# GIVEN REQUEST
Leave out the pictures; transcribe all else exactly.

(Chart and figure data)
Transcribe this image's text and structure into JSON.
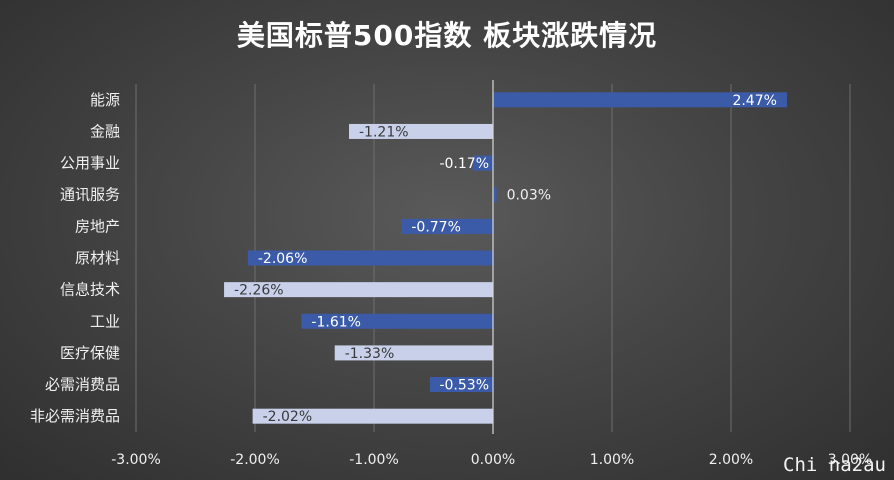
{
  "chart_data": {
    "type": "bar",
    "orientation": "horizontal",
    "title": "美国标普500指数 板块涨跌情况",
    "categories": [
      "能源",
      "金融",
      "公用事业",
      "通讯服务",
      "房地产",
      "原材料",
      "信息技术",
      "工业",
      "医疗保健",
      "必需消费品",
      "非必需消费品"
    ],
    "values": [
      2.47,
      -1.21,
      -0.17,
      0.03,
      -0.77,
      -2.06,
      -2.26,
      -1.61,
      -1.33,
      -0.53,
      -2.02
    ],
    "data_labels": [
      "2.47%",
      "-1.21%",
      "-0.17%",
      "0.03%",
      "-0.77%",
      "-2.06%",
      "-2.26%",
      "-1.61%",
      "-1.33%",
      "-0.53%",
      "-2.02%"
    ],
    "bar_colors": [
      "#3b5ba9",
      "#c9d1ea",
      "#3b5ba9",
      "#3b5ba9",
      "#3b5ba9",
      "#3b5ba9",
      "#c9d1ea",
      "#3b5ba9",
      "#c9d1ea",
      "#3b5ba9",
      "#c9d1ea"
    ],
    "xlim": [
      -3,
      3
    ],
    "xticks": [
      -3,
      -2,
      -1,
      0,
      1,
      2,
      3
    ],
    "xtick_labels": [
      "-3.00%",
      "-2.00%",
      "-1.00%",
      "0.00%",
      "1.00%",
      "2.00%",
      "3.00%"
    ],
    "grid": true,
    "legend": "none"
  },
  "watermark": "Chi na2au"
}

# PROBLEM SOLUTION
Transcribe this image's text and structure into JSON.
{
  "chart_data": {
    "type": "bar",
    "orientation": "horizontal",
    "title": "美国标普500指数 板块涨跌情况",
    "categories": [
      "能源",
      "金融",
      "公用事业",
      "通讯服务",
      "房地产",
      "原材料",
      "信息技术",
      "工业",
      "医疗保健",
      "必需消费品",
      "非必需消费品"
    ],
    "values": [
      2.47,
      -1.21,
      -0.17,
      0.03,
      -0.77,
      -2.06,
      -2.26,
      -1.61,
      -1.33,
      -0.53,
      -2.02
    ],
    "data_labels": [
      "2.47%",
      "-1.21%",
      "-0.17%",
      "0.03%",
      "-0.77%",
      "-2.06%",
      "-2.26%",
      "-1.61%",
      "-1.33%",
      "-0.53%",
      "-2.02%"
    ],
    "bar_colors": [
      "#3b5ba9",
      "#c9d1ea",
      "#3b5ba9",
      "#3b5ba9",
      "#3b5ba9",
      "#3b5ba9",
      "#c9d1ea",
      "#3b5ba9",
      "#c9d1ea",
      "#3b5ba9",
      "#c9d1ea"
    ],
    "xlim": [
      -3,
      3
    ],
    "xticks": [
      -3,
      -2,
      -1,
      0,
      1,
      2,
      3
    ],
    "xtick_labels": [
      "-3.00%",
      "-2.00%",
      "-1.00%",
      "0.00%",
      "1.00%",
      "2.00%",
      "3.00%"
    ],
    "grid": true,
    "legend": "none"
  },
  "watermark": "Chi na2au"
}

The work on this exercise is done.